■ Direction
Find the lines containing the word "describing" and copy every one of them.

▼▼▼

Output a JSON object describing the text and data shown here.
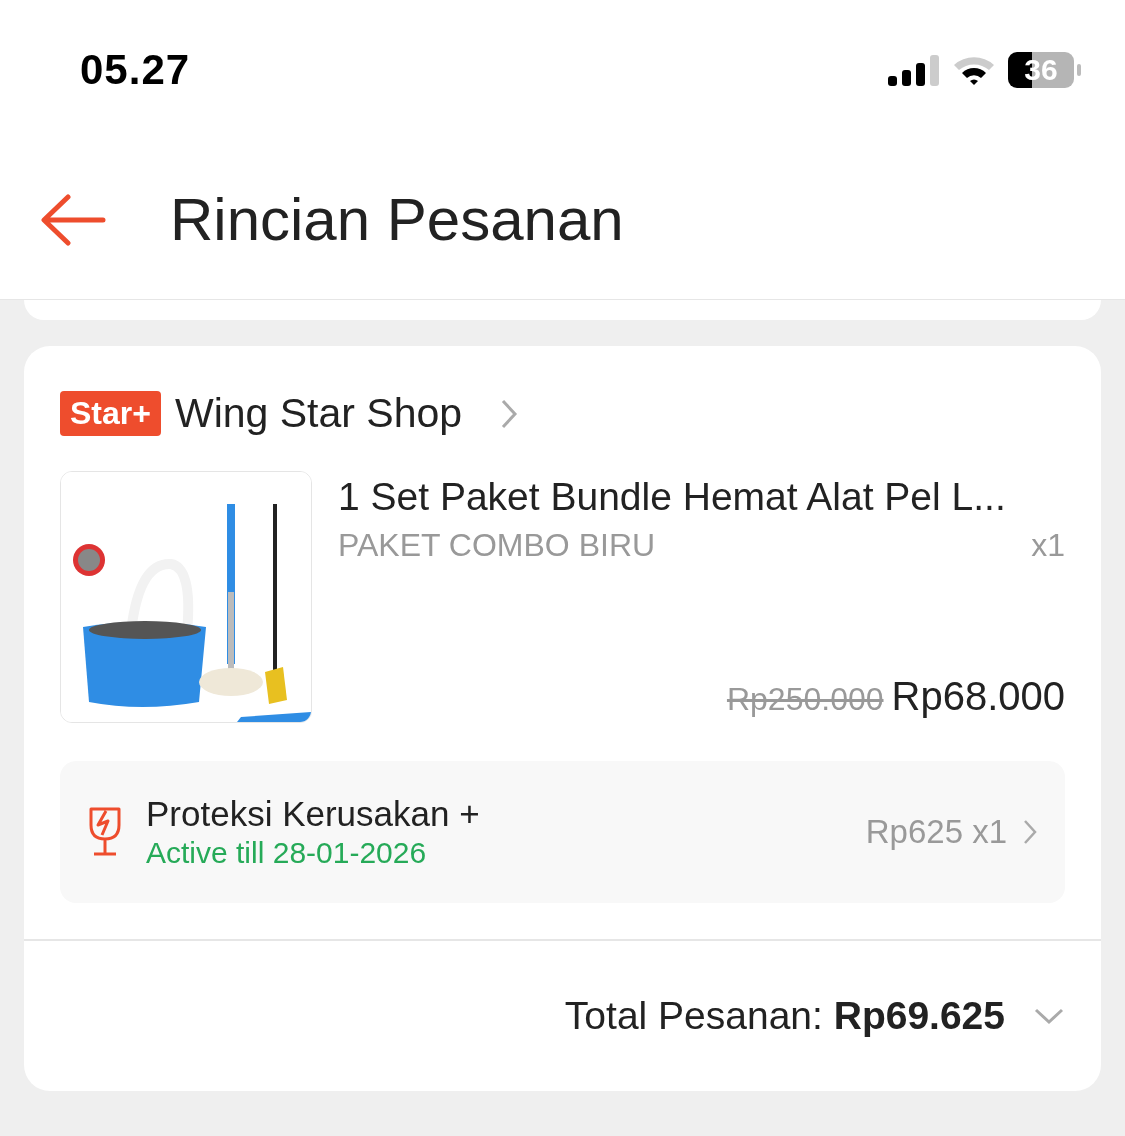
{
  "status_bar": {
    "time": "05.27",
    "battery": "36"
  },
  "header": {
    "title": "Rincian Pesanan"
  },
  "shop": {
    "badge": "Star+",
    "name": "Wing Star Shop"
  },
  "product": {
    "name": "1 Set Paket Bundle Hemat Alat Pel L...",
    "variant": "PAKET COMBO BIRU",
    "quantity": "x1",
    "original_price": "Rp250.000",
    "price": "Rp68.000"
  },
  "protection": {
    "title": "Proteksi Kerusakan +",
    "status": "Active till 28-01-2026",
    "price": "Rp625 x1"
  },
  "total": {
    "text": "Total Pesanan: **Rp69.625**",
    "expanded": false
  }
}
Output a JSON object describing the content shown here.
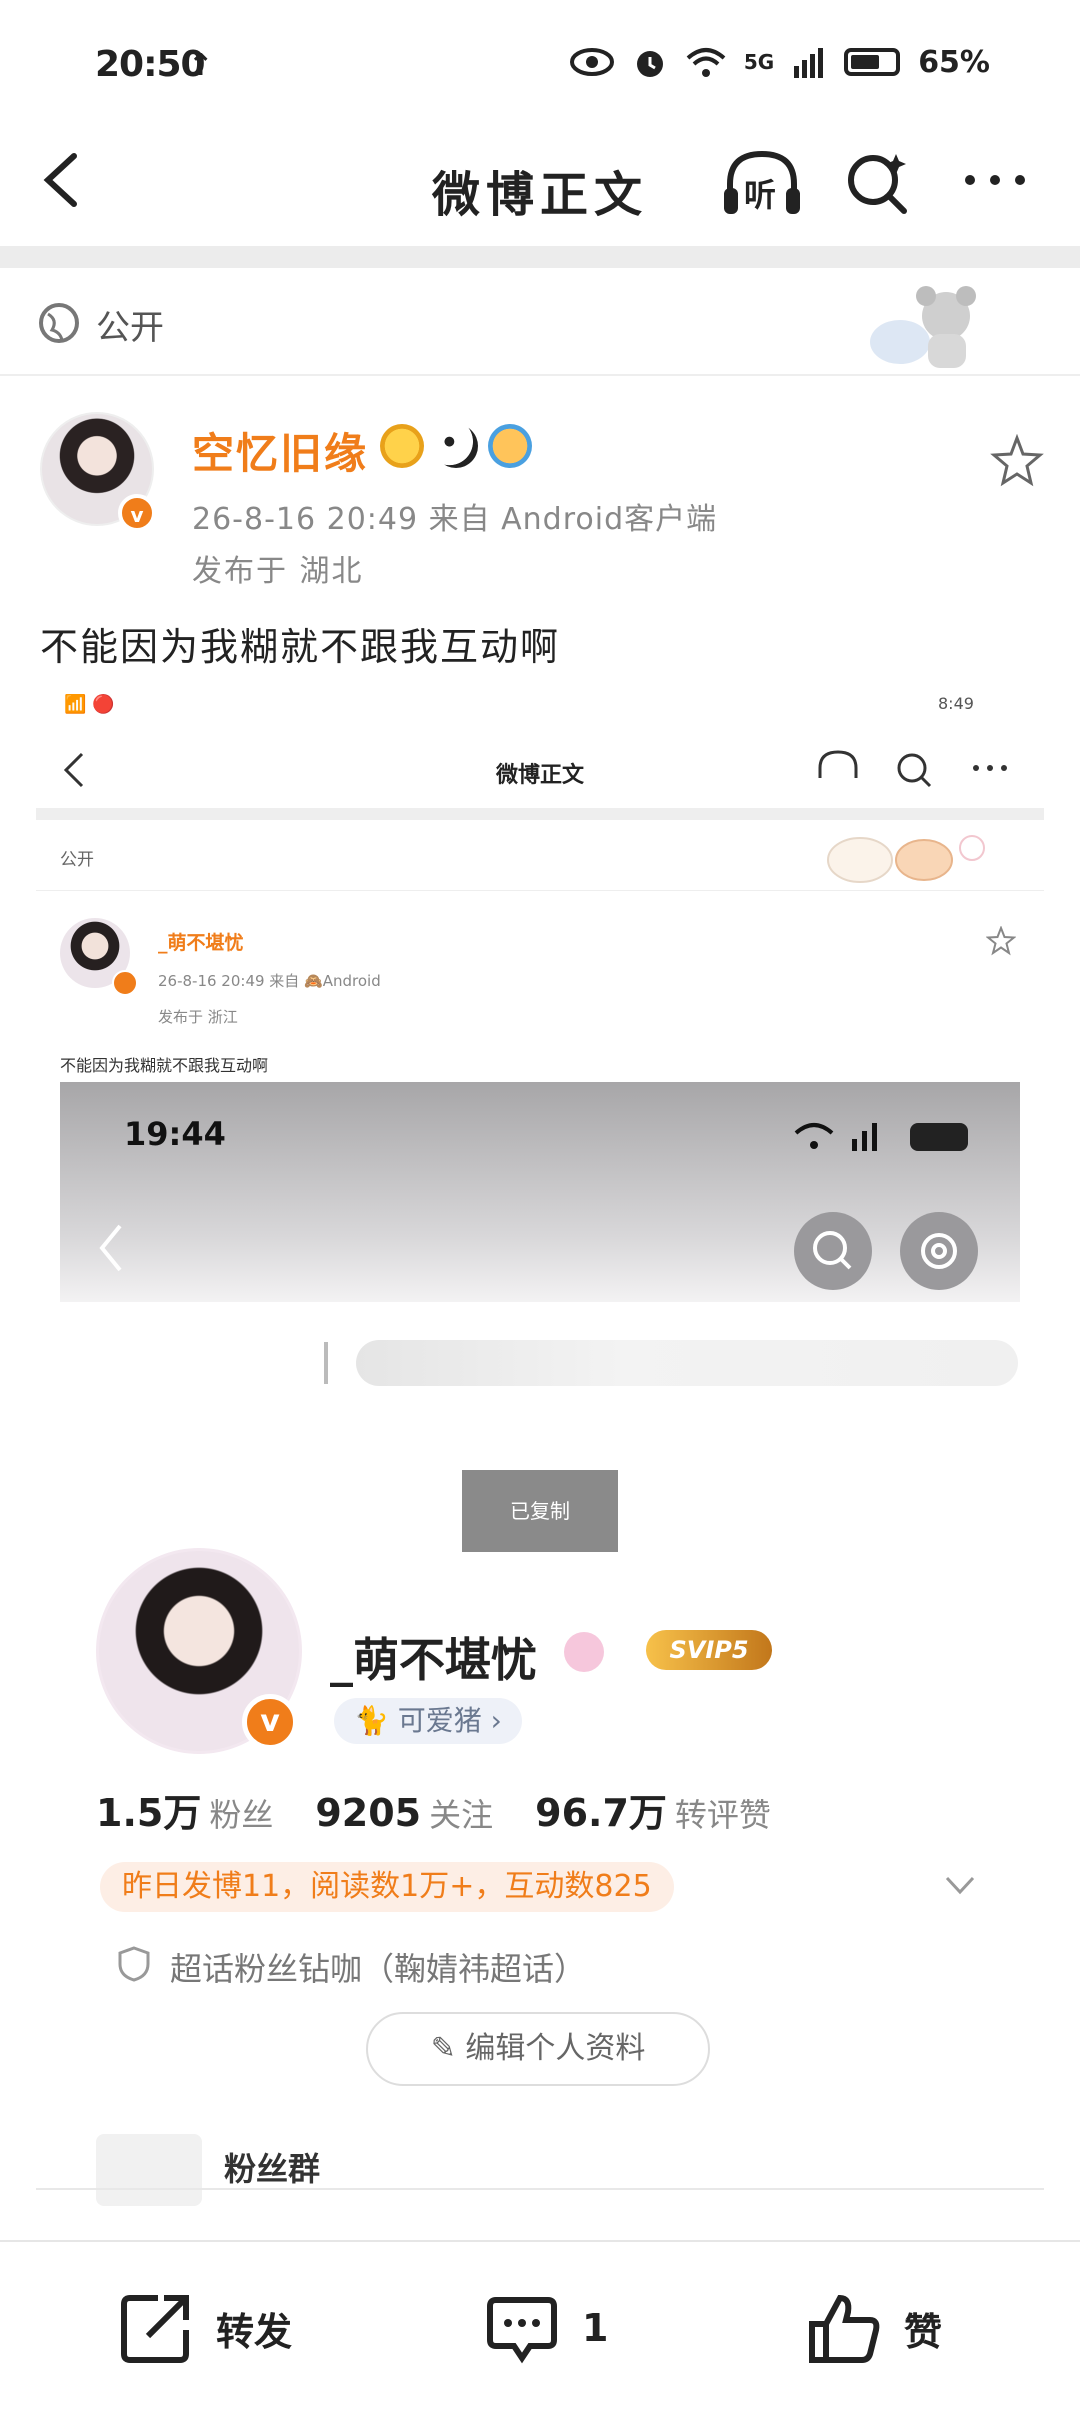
{
  "status_bar": {
    "time": "20:50",
    "upload_arrow": "↑",
    "network": "5G",
    "battery": "65%"
  },
  "nav": {
    "title": "微博正文",
    "listen_label": "听"
  },
  "post": {
    "visibility": "公开",
    "author": "空忆旧缘",
    "verified_badge": "v",
    "meta": "26-8-16 20:49  来自 Android客户端",
    "location": "发布于 湖北",
    "text": "不能因为我糊就不跟我互动啊"
  },
  "embedded": {
    "status_time": "8:49",
    "title": "微博正文",
    "visibility": "公开",
    "author": "_萌不堪忧",
    "meta": "26-8-16 20:49  来自 🙈Android",
    "location": "发布于 浙江",
    "text": "不能因为我糊就不跟我互动啊",
    "inner": {
      "time": "19:44",
      "toast": "已复制",
      "profile_name": "_萌不堪忧",
      "svip": "SVIP5",
      "tag": "🐈 可爱猪 ›",
      "stats": [
        {
          "num": "1.5万",
          "label": "粉丝"
        },
        {
          "num": "9205",
          "label": "关注"
        },
        {
          "num": "96.7万",
          "label": "转评赞"
        }
      ],
      "notice": "昨日发博11，阅读数1万+，互动数825",
      "chaohua": "超话粉丝钻咖（鞠婧祎超话）",
      "edit_button": "✎ 编辑个人资料",
      "fans_group": "粉丝群"
    }
  },
  "bottom": {
    "repost": "转发",
    "comment_count": "1",
    "like": "赞"
  },
  "icons": [
    "back-arrow-icon",
    "listen-icon",
    "search-icon",
    "more-icon",
    "globe-icon",
    "star-icon",
    "repost-icon",
    "comment-icon",
    "like-icon"
  ],
  "colors": {
    "accent": "#f07d1a",
    "text": "#222222",
    "muted": "#888888"
  }
}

▲▲▲

■ Full response
Output a JSON object describing the text and data shown here.
Output a JSON object describing the content shown here.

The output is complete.